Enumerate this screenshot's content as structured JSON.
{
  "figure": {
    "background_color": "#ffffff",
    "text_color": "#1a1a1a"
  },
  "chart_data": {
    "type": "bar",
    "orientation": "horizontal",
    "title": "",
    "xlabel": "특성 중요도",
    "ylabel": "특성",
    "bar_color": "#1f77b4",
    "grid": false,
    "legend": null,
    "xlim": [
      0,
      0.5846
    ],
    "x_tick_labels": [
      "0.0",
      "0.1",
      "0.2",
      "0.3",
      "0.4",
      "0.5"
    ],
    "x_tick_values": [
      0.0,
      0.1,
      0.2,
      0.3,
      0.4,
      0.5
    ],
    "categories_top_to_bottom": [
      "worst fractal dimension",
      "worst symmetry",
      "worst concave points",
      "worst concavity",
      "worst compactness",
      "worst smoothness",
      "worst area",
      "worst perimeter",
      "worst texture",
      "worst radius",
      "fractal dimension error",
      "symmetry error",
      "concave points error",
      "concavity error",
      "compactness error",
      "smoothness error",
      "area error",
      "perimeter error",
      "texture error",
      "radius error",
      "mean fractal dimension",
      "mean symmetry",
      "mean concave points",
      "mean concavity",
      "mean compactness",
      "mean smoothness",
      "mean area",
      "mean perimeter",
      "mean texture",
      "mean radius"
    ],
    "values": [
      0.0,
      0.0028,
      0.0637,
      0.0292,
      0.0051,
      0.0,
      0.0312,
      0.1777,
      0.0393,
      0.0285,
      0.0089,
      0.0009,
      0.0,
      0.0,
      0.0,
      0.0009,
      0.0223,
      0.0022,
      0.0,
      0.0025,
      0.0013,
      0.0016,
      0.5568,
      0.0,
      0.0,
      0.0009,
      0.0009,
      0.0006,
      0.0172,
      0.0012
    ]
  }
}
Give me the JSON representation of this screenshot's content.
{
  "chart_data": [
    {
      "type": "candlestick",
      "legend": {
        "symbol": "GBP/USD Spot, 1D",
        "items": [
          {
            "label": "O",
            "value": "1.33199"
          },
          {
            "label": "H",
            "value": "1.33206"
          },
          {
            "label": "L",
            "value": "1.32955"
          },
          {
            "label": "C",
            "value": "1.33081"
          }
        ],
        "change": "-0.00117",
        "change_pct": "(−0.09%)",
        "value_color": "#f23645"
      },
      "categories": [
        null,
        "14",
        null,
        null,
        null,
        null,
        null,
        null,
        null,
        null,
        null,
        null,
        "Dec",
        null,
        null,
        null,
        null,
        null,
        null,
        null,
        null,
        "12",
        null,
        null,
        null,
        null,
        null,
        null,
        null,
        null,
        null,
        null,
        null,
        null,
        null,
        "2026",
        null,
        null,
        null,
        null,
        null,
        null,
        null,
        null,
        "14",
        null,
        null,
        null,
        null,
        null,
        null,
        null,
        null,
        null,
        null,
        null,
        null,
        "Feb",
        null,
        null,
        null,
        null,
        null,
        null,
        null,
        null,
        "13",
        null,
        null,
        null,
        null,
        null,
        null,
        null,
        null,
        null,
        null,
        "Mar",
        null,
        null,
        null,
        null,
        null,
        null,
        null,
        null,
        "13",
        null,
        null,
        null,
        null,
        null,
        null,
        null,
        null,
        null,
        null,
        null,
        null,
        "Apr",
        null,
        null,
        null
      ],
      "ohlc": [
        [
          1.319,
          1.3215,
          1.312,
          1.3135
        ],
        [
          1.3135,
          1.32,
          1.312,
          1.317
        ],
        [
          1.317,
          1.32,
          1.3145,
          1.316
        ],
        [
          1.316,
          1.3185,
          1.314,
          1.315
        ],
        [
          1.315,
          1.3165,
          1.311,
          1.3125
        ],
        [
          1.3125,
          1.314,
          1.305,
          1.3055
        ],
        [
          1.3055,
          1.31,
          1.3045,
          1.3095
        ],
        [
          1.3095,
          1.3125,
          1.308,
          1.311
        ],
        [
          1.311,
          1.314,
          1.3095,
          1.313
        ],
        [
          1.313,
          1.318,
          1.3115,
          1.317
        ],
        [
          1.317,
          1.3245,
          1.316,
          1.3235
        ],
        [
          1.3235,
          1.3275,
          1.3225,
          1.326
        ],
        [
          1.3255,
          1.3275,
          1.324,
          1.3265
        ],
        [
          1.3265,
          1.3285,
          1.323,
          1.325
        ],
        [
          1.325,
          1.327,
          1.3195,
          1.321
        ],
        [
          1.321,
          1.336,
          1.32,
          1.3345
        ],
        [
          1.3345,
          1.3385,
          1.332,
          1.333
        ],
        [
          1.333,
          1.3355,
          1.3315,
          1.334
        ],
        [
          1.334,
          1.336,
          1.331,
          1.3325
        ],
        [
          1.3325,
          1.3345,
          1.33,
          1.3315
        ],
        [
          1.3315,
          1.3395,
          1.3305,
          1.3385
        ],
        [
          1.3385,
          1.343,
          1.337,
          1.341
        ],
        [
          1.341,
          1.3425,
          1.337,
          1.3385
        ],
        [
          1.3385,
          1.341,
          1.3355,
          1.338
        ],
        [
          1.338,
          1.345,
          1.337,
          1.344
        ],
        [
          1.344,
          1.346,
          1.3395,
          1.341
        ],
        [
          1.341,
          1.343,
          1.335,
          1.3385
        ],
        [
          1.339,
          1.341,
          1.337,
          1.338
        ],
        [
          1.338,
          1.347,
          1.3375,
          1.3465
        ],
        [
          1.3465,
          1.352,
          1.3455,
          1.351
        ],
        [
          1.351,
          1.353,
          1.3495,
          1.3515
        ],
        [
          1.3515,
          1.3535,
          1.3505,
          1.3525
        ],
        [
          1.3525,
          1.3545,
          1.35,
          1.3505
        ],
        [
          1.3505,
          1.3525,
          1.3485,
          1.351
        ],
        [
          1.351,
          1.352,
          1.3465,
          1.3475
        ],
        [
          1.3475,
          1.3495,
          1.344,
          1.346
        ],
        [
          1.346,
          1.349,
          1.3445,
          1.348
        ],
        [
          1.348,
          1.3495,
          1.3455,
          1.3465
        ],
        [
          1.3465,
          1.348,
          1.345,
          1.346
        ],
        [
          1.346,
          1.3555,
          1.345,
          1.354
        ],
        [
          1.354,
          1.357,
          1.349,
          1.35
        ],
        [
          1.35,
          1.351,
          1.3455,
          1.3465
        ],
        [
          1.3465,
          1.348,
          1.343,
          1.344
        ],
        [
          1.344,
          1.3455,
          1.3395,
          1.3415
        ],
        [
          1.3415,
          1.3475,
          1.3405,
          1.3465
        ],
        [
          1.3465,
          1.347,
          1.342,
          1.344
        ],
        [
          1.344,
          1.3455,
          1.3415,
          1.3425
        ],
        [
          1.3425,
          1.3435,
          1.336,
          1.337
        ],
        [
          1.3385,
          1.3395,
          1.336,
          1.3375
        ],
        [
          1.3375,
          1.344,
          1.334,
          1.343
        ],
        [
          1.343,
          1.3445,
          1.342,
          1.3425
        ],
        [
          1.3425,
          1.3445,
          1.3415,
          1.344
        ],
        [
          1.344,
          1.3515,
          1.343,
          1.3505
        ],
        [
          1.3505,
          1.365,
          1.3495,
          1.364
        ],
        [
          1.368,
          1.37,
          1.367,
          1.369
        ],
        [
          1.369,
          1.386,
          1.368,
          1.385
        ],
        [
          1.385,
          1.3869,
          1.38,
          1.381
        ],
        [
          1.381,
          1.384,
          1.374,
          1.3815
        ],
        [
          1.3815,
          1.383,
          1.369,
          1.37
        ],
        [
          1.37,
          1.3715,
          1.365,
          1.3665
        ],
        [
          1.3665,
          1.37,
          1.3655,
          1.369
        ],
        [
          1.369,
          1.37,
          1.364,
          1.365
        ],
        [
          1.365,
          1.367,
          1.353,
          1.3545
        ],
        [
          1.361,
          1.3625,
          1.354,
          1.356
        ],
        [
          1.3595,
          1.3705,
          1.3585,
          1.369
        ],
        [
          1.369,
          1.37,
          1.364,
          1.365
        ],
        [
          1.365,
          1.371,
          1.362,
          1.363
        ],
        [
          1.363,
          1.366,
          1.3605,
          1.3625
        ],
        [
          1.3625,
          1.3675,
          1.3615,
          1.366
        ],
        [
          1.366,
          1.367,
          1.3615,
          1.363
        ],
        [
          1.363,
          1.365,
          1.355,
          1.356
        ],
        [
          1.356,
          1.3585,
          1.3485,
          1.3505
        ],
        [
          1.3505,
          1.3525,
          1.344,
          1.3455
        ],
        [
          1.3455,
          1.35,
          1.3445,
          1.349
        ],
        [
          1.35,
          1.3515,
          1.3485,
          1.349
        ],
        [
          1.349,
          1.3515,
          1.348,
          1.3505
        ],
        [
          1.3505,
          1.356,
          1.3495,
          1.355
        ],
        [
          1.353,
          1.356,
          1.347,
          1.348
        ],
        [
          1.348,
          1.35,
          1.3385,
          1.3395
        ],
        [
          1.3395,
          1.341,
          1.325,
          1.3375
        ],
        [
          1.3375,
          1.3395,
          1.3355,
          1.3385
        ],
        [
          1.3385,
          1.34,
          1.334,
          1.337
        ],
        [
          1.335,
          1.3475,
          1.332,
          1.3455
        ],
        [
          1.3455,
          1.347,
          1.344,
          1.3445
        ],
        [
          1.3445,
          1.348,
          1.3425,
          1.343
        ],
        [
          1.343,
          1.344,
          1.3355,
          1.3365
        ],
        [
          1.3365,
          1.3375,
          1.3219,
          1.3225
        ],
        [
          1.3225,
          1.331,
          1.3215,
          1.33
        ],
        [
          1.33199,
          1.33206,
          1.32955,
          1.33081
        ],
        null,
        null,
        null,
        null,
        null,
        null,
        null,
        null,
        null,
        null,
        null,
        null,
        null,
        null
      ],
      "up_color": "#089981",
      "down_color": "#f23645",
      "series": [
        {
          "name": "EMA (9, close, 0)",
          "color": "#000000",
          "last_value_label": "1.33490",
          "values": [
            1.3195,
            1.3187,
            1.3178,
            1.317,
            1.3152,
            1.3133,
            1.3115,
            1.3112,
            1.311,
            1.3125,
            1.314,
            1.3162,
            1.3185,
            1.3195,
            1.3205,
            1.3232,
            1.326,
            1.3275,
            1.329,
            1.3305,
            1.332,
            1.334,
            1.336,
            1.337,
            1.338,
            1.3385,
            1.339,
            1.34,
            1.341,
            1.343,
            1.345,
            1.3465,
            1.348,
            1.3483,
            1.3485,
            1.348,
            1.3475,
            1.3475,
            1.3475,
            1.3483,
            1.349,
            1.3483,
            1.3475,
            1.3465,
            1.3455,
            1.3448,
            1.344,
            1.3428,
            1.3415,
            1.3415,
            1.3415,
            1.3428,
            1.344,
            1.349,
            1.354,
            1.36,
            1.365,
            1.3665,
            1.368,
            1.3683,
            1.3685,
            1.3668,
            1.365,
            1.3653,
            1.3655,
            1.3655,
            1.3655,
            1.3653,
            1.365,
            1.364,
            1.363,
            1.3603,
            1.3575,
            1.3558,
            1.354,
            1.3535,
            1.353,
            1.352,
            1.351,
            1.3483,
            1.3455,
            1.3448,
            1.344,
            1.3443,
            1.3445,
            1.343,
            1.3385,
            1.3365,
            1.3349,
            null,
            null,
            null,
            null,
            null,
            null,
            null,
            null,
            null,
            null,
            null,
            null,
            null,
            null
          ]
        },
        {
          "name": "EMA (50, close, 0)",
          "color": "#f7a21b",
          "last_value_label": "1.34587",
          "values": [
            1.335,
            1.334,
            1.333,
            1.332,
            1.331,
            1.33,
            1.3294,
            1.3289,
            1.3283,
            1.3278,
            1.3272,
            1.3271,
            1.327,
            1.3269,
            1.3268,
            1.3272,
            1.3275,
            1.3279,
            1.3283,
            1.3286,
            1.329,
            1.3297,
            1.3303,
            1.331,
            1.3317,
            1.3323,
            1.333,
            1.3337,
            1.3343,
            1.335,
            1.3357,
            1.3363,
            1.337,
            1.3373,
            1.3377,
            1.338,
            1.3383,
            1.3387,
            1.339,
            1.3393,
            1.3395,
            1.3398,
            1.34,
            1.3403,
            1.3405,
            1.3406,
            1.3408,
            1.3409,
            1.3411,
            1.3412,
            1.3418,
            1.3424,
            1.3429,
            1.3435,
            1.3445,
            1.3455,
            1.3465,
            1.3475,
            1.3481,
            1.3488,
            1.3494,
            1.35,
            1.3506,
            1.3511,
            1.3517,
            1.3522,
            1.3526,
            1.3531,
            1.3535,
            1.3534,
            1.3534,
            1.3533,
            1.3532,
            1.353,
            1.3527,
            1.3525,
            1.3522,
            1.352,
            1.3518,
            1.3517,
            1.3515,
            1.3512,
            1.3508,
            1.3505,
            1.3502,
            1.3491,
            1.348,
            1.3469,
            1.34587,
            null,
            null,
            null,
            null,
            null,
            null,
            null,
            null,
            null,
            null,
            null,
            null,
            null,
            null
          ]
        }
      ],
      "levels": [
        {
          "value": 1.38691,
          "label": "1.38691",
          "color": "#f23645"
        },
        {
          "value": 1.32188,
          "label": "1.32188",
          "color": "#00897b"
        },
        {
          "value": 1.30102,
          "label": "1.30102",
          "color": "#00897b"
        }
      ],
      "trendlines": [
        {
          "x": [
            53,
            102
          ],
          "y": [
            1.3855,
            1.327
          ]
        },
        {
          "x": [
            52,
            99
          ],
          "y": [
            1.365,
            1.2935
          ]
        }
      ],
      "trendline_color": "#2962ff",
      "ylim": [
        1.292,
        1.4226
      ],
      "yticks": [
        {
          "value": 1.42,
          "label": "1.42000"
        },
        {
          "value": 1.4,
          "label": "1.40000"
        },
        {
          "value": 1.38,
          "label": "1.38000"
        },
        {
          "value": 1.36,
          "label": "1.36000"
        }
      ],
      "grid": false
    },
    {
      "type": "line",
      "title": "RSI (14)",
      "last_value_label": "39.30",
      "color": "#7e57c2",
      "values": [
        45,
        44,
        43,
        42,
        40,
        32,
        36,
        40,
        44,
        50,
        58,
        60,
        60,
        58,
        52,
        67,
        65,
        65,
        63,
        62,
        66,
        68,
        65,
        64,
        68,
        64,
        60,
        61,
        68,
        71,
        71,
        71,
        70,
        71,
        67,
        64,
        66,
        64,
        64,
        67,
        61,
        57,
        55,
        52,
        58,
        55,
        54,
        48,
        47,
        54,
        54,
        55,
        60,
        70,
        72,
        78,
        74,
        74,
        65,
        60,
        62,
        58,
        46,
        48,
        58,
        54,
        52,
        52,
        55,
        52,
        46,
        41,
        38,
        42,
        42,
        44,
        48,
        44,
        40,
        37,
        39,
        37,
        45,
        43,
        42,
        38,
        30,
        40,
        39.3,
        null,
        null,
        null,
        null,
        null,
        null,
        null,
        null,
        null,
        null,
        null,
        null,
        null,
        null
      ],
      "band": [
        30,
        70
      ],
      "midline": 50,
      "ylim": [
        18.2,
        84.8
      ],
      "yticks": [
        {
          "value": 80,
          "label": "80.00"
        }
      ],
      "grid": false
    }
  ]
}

§ **Given problem**: Gather all lines of the records that include the word "dimension".

§ **Full output**:
      "worst fractal dimension",
      "fractal dimension error",
      "mean fractal dimension",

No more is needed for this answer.